— SET EXERCISE —
Drop all images and give the records again exactly.

Dataset records on visual material
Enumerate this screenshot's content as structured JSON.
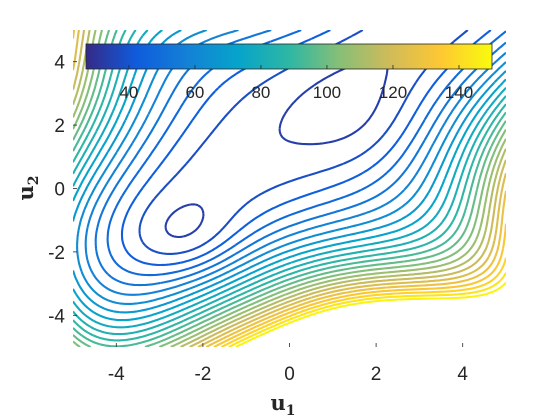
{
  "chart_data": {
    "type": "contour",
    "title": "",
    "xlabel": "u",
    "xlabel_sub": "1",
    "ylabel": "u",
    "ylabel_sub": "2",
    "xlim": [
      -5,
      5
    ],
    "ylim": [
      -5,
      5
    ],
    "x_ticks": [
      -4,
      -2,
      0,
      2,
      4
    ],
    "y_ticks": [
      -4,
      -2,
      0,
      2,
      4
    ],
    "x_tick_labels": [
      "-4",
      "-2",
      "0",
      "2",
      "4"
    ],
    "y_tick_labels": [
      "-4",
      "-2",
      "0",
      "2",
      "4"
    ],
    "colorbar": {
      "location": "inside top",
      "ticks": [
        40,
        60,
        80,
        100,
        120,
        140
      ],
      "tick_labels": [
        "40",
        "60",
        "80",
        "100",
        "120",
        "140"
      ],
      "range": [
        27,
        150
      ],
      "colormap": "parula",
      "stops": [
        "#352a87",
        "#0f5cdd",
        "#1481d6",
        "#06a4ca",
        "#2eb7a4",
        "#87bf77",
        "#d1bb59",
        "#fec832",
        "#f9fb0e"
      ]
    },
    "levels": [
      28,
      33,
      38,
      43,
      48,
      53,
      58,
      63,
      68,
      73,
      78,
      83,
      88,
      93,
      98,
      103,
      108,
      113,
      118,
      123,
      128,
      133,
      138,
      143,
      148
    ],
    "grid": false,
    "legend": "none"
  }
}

— COMPLETE OUTPUT —
Enumerate this screenshot's content as structured JSON.
{
  "chart_data": {
    "type": "contour",
    "title": "",
    "xlabel": "u",
    "xlabel_sub": "1",
    "ylabel": "u",
    "ylabel_sub": "2",
    "xlim": [
      -5,
      5
    ],
    "ylim": [
      -5,
      5
    ],
    "x_ticks": [
      -4,
      -2,
      0,
      2,
      4
    ],
    "y_ticks": [
      -4,
      -2,
      0,
      2,
      4
    ],
    "x_tick_labels": [
      "-4",
      "-2",
      "0",
      "2",
      "4"
    ],
    "y_tick_labels": [
      "-4",
      "-2",
      "0",
      "2",
      "4"
    ],
    "colorbar": {
      "location": "inside top",
      "ticks": [
        40,
        60,
        80,
        100,
        120,
        140
      ],
      "tick_labels": [
        "40",
        "60",
        "80",
        "100",
        "120",
        "140"
      ],
      "range": [
        27,
        150
      ],
      "colormap": "parula",
      "stops": [
        "#352a87",
        "#0f5cdd",
        "#1481d6",
        "#06a4ca",
        "#2eb7a4",
        "#87bf77",
        "#d1bb59",
        "#fec832",
        "#f9fb0e"
      ]
    },
    "levels": [
      28,
      33,
      38,
      43,
      48,
      53,
      58,
      63,
      68,
      73,
      78,
      83,
      88,
      93,
      98,
      103,
      108,
      113,
      118,
      123,
      128,
      133,
      138,
      143,
      148
    ],
    "grid": false,
    "legend": "none"
  }
}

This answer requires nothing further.